- Exercise brief
Using the material below, copy every line where "Total" appears.

- Given records
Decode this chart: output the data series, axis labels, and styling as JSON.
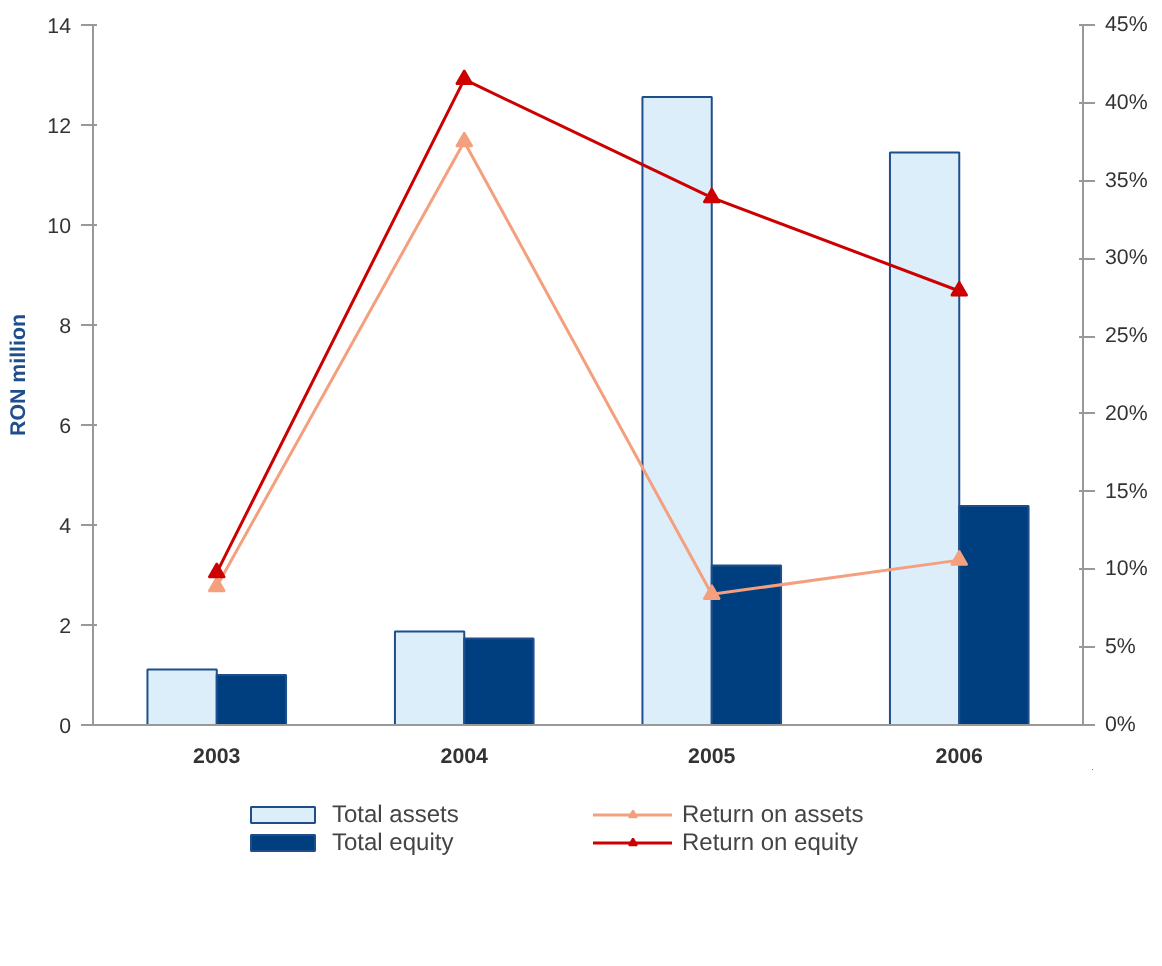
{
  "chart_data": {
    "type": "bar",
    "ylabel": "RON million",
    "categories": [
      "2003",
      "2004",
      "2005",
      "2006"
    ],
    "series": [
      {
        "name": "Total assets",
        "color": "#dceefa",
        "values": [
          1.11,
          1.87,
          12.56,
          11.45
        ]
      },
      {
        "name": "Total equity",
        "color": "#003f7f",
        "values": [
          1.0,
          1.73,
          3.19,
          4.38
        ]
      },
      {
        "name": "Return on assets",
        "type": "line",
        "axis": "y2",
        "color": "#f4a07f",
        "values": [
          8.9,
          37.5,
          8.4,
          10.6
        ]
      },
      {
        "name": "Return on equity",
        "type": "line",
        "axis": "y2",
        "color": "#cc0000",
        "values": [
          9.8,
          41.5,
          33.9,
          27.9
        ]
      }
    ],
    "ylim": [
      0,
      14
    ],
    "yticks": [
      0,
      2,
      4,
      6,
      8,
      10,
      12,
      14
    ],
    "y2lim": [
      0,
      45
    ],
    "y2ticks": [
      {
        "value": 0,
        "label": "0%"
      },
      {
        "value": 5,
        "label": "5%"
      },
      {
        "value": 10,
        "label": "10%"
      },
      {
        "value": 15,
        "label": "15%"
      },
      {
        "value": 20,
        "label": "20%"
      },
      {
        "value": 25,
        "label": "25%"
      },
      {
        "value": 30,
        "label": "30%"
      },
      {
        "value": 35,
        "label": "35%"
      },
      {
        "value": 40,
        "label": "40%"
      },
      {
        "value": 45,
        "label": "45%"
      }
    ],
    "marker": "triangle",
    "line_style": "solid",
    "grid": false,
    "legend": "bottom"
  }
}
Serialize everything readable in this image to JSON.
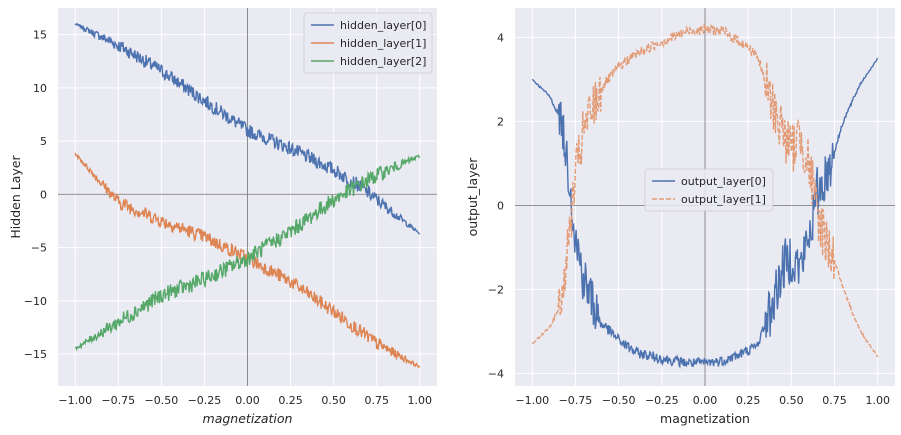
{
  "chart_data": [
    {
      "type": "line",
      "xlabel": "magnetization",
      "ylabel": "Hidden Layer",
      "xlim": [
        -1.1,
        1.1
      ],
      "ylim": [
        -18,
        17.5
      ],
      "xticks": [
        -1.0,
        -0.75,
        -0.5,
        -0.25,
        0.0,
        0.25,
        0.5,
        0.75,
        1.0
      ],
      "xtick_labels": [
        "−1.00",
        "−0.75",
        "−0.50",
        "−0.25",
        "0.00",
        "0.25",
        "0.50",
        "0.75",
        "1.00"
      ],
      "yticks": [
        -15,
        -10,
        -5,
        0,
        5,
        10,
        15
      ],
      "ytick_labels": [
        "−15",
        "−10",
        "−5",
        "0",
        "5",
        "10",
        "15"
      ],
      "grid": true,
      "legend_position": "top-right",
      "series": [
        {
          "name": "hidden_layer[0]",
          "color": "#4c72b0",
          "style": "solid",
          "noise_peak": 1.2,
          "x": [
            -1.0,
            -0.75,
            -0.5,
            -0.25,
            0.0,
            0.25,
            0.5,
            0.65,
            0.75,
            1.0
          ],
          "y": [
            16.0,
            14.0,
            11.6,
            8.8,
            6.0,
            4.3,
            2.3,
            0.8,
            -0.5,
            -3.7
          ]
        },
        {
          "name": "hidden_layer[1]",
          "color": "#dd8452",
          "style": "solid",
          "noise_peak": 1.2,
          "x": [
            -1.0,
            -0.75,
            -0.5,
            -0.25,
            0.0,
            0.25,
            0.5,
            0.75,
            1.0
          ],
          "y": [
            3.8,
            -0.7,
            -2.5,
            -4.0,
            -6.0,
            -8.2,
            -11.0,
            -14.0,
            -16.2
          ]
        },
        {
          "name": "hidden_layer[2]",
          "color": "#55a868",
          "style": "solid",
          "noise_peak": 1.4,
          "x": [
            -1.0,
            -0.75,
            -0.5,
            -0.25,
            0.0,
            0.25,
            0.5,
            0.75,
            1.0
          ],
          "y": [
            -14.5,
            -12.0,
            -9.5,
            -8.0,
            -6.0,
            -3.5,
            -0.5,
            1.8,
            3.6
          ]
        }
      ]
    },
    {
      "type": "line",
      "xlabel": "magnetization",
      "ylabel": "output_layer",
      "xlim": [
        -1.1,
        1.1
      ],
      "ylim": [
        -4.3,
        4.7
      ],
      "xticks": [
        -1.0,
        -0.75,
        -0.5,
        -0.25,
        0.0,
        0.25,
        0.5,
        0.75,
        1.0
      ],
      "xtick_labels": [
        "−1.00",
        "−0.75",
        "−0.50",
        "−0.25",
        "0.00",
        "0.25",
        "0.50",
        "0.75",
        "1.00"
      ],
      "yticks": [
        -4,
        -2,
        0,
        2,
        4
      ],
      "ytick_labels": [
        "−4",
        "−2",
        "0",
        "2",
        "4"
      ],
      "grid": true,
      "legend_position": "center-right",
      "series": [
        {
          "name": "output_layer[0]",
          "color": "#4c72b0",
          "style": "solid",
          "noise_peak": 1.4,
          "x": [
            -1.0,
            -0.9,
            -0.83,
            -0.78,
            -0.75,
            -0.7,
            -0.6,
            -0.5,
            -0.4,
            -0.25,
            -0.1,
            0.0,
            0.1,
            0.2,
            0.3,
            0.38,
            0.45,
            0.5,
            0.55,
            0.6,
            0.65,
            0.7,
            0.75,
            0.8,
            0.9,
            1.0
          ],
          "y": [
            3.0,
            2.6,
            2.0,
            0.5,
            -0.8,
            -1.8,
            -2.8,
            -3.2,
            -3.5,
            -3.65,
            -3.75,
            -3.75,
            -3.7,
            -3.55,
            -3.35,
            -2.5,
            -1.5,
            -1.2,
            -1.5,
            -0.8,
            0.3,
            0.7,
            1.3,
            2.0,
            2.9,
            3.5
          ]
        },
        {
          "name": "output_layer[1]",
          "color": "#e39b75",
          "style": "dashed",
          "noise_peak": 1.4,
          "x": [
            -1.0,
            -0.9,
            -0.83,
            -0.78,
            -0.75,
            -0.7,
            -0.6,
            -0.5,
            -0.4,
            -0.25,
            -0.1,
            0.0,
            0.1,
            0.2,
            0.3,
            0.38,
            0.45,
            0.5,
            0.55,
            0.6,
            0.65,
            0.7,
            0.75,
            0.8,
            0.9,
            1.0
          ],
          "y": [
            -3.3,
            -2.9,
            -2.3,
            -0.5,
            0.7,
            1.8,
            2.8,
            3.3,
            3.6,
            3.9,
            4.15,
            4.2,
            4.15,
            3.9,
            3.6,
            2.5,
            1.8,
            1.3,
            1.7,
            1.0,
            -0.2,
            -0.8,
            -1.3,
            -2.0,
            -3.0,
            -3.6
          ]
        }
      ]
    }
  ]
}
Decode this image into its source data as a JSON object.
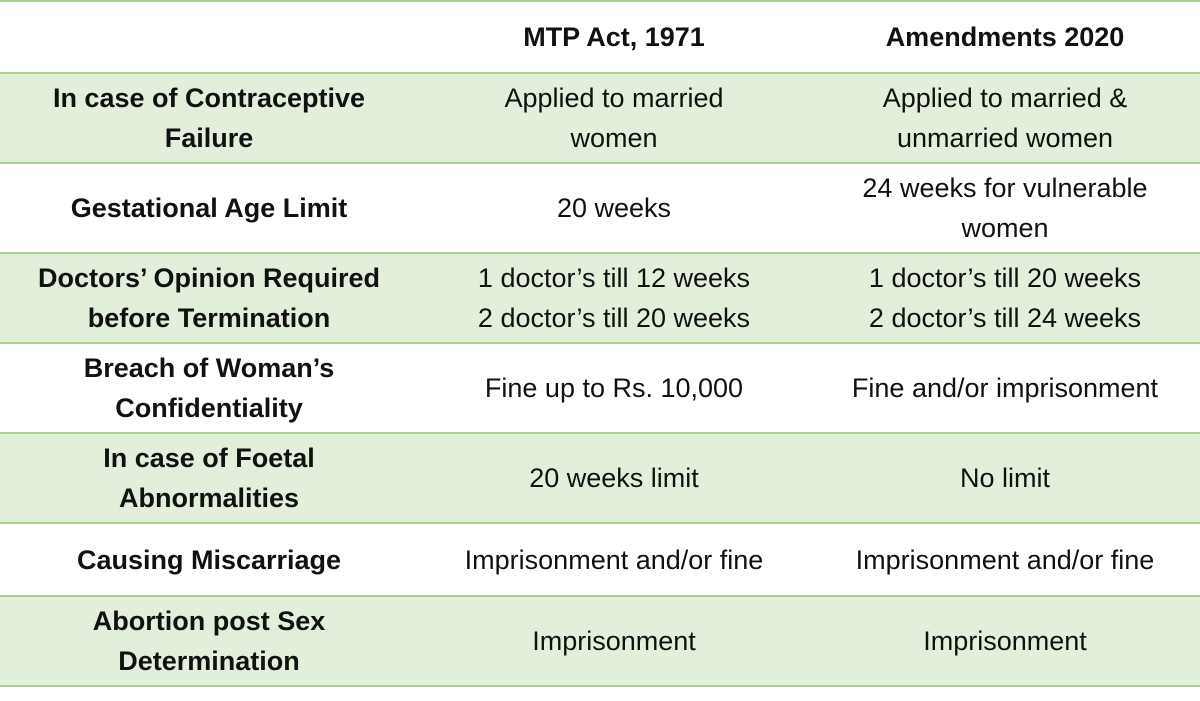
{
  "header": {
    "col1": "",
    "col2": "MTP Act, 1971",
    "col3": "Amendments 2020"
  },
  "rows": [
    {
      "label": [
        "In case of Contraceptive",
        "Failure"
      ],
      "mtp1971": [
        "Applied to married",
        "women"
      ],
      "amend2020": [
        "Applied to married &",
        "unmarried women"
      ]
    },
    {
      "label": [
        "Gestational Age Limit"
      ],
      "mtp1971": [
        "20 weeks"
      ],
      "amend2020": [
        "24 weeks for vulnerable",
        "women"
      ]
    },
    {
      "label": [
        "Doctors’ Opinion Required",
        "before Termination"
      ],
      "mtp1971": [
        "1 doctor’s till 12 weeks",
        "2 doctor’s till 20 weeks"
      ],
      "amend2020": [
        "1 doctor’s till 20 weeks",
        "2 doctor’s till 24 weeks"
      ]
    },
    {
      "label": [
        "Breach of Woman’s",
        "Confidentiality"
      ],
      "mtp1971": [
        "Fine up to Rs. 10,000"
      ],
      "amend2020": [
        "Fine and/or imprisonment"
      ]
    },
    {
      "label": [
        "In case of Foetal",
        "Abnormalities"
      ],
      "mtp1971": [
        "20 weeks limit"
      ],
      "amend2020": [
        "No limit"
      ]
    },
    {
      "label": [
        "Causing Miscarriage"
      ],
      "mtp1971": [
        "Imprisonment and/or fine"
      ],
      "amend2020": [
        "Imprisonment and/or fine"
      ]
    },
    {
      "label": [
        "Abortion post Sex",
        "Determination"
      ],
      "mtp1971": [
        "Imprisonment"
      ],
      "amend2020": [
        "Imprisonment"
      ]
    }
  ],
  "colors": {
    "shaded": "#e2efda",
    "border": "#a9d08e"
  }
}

- Result below
        "name": "Total assets",
        "name": "Total equity",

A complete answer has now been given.